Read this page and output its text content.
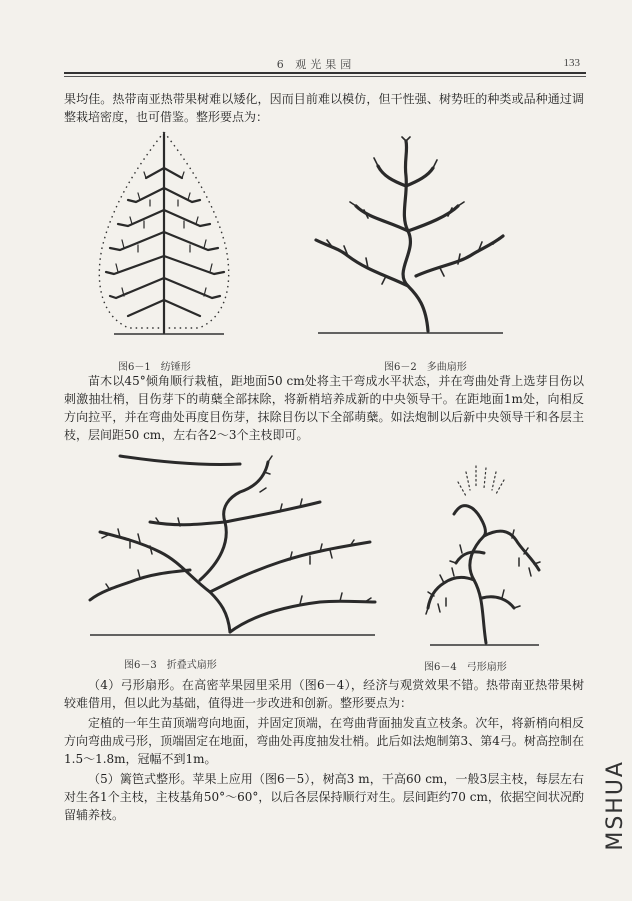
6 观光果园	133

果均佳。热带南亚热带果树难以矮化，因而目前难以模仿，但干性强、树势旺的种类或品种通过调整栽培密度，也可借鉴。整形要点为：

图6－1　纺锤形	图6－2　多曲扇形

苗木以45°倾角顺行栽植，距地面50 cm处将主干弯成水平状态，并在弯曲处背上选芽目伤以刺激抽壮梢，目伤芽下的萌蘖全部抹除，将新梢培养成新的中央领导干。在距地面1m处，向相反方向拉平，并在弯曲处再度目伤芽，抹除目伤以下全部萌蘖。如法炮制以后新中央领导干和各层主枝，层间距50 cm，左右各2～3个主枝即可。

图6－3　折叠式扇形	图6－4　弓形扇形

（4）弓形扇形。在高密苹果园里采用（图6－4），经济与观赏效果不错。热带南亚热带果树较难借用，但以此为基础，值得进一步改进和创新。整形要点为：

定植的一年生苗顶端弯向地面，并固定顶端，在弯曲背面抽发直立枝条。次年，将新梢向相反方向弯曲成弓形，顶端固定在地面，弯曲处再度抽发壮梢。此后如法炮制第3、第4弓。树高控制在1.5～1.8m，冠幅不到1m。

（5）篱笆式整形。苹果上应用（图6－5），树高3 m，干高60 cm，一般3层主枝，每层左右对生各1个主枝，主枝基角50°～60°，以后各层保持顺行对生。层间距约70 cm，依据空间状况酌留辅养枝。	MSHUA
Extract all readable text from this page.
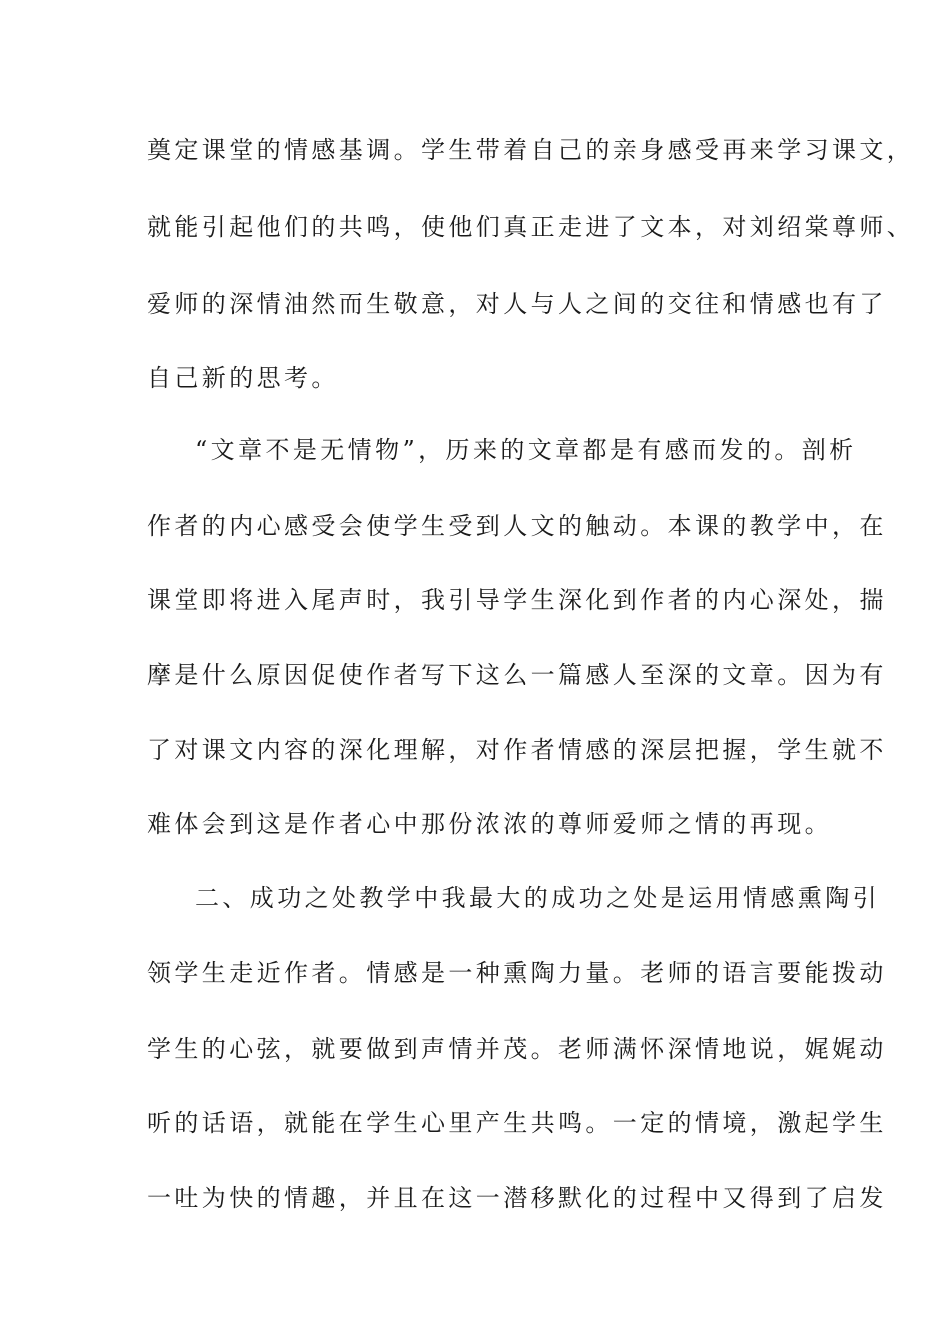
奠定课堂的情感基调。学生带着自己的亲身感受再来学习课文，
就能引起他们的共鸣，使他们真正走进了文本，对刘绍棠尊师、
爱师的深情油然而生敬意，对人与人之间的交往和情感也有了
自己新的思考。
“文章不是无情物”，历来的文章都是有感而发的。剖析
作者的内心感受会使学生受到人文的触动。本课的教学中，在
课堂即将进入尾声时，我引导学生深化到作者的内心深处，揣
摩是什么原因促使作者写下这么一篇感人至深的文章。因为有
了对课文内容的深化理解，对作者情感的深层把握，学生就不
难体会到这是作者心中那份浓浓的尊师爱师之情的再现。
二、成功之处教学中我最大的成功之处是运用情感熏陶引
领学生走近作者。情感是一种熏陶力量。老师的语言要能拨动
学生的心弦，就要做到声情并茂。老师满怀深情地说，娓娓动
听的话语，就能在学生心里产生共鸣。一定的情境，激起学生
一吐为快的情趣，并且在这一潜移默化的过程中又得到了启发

• • • •

**WHAT IS ASKED:**
What count of lines in the listing contain the word "弓形扇形"? Reply with the number only.

**THE OUTPUT:**
2